# taz.de -- Lieber "Breaking Bad" als Diabetes: Die Killer der Indianer
Bridge & Tunnel
von Ophelia Abeler
Ich habe den Tod gesehen. Den Tod in einer Flasche, sie wurde vor mein Kind
gestellt, mit einem Strohhalm und einen freundlichen Lächeln. „Chocolate
milk“ steht auf der Flasche, ich schraube sie auf – Kunststoff, der Deckel
knackt beim Öffnen, weil er sich von einem Ring trennen muss, darunter
kommt eine Aluminiumschicht zum Vorschein, die man auch noch abziehen muss.
Dabei lese ich die kleingedruckten Nährwertangaben, während ein Geruch in
meine Nase steigt, den ich nur mit Plastikaas beschreiben kann, falls es so
etwas gibt. 40 Gramm Zucker.

» Bereitgestellte Zeilen:
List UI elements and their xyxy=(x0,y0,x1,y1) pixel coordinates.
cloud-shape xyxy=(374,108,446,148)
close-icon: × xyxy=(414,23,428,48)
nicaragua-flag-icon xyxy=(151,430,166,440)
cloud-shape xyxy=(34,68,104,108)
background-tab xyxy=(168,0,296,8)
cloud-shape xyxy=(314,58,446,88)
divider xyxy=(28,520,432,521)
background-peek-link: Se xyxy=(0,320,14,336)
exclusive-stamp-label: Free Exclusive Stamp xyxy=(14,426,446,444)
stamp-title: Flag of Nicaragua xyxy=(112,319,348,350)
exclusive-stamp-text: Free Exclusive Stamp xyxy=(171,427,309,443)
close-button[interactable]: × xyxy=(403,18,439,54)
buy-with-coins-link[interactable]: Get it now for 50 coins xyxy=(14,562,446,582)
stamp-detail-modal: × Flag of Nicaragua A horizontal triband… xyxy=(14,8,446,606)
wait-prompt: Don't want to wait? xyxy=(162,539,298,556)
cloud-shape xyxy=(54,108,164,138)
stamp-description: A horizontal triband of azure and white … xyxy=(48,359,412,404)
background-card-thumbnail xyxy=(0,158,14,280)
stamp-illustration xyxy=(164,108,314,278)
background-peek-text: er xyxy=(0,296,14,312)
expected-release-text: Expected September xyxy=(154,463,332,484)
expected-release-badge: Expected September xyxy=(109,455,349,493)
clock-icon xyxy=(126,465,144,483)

» Aufgabe 1:
Wie viel Zucker steht laut dem Text über die Schokomilch in den Nährwertangaben auf der Flasche?
» Aufgabe 2:
Setze den Text über die Schokomilch nach seinem letzten Satz fort.
Die Zeilen sind eigenständiges Material und gehören nicht zum Text über die Schokomilch.

» Ergebnis 1:
40 Gramm Zucker.

» Ergebnis 2:
40 Gramm Zucker, das sind 13 Stück Würfelzucker, mehr als in einer Dose
Cola. Ich bereue es fürchterlich, mich auf den Vorschlag der Kellnerin
eingelassen zu haben, mein Kind mit Kakao aufzuheitern; das hier ist kein
Kakao, es ist das reinste Gift. Milch und Kakao sind am wenigsten in dieser
Chemiebrühe enthalten, dafür knapp dreißig andere Zutaten, von denen keine
nach einer in der Natur frei vorkommenden Substanz klingt. Normalerweise
würde es so eine „Chocolate milk“ bei mir nicht geben, aber ich bin auf
Reisen – und mein Kind mag seit Tagen das Essen nicht. Wir fahren durch
Arizona, Utah und New Mexico, durch das Reservat des größten amerikanischen
Ureinwohnerstammes, der Navajo. Ich werde sie und die anderen hier lebenden
Tribes, die Hopi, die Ute und die Pima im Folgenden Indianer nennen, denn
so nennen sie sich selbst, und es verhält sich damit anders als mit den
Schwarzen, die sich selber manchmal Nigger nennen.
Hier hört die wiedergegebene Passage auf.